** WORK REQUIRED **
Copy the lines below as they are; omit the images they contain.

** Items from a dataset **
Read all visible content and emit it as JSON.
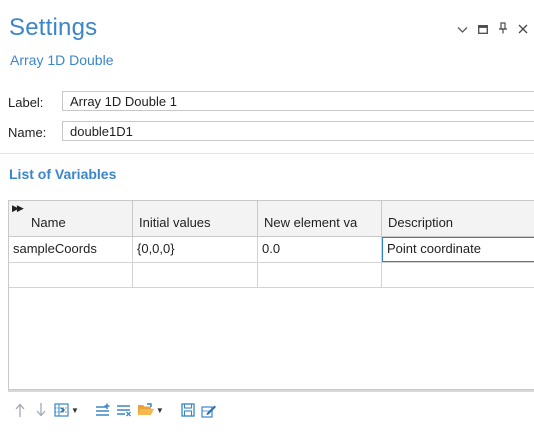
{
  "header": {
    "title": "Settings",
    "subtitle": "Array 1D Double",
    "controls": [
      {
        "icon": "chevron-down-icon",
        "glyph": "⌄"
      },
      {
        "icon": "maximize-icon",
        "glyph": "▭"
      },
      {
        "icon": "pin-icon",
        "glyph": "⊥"
      },
      {
        "icon": "close-icon",
        "glyph": "✕"
      }
    ]
  },
  "fields": {
    "label": {
      "label": "Label:",
      "value": "Array 1D Double 1"
    },
    "name": {
      "label": "Name:",
      "value": "double1D1"
    }
  },
  "variables": {
    "section_title": "List of Variables",
    "columns": [
      "Name",
      "Initial values",
      "New element va",
      "Description"
    ],
    "rows": [
      {
        "name": "sampleCoords",
        "initial": "{0,0,0}",
        "new_element": "0.0",
        "description": "Point coordinate"
      },
      {
        "name": "",
        "initial": "",
        "new_element": "",
        "description": ""
      }
    ]
  },
  "toolbar": {
    "buttons": [
      "move-up-icon",
      "move-down-icon",
      "insert-column-icon",
      "add-row-icon",
      "delete-row-icon",
      "open-folder-icon",
      "save-icon",
      "edit-icon"
    ]
  },
  "colors": {
    "accent": "#3a86c8",
    "active_cell_border": "#2f80c9"
  }
}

** SOLUTION FOR THIS PROBLEM **
Read all visible content and emit it as JSON.
{
  "header": {
    "title": "Settings",
    "subtitle": "Array 1D Double",
    "controls": [
      {
        "icon": "chevron-down-icon",
        "glyph": "⌄"
      },
      {
        "icon": "maximize-icon",
        "glyph": "▭"
      },
      {
        "icon": "pin-icon",
        "glyph": "⊥"
      },
      {
        "icon": "close-icon",
        "glyph": "✕"
      }
    ]
  },
  "fields": {
    "label": {
      "label": "Label:",
      "value": "Array 1D Double 1"
    },
    "name": {
      "label": "Name:",
      "value": "double1D1"
    }
  },
  "variables": {
    "section_title": "List of Variables",
    "columns": [
      "Name",
      "Initial values",
      "New element va",
      "Description"
    ],
    "rows": [
      {
        "name": "sampleCoords",
        "initial": "{0,0,0}",
        "new_element": "0.0",
        "description": "Point coordinate"
      },
      {
        "name": "",
        "initial": "",
        "new_element": "",
        "description": ""
      }
    ]
  },
  "toolbar": {
    "buttons": [
      "move-up-icon",
      "move-down-icon",
      "insert-column-icon",
      "add-row-icon",
      "delete-row-icon",
      "open-folder-icon",
      "save-icon",
      "edit-icon"
    ]
  },
  "colors": {
    "accent": "#3a86c8",
    "active_cell_border": "#2f80c9"
  }
}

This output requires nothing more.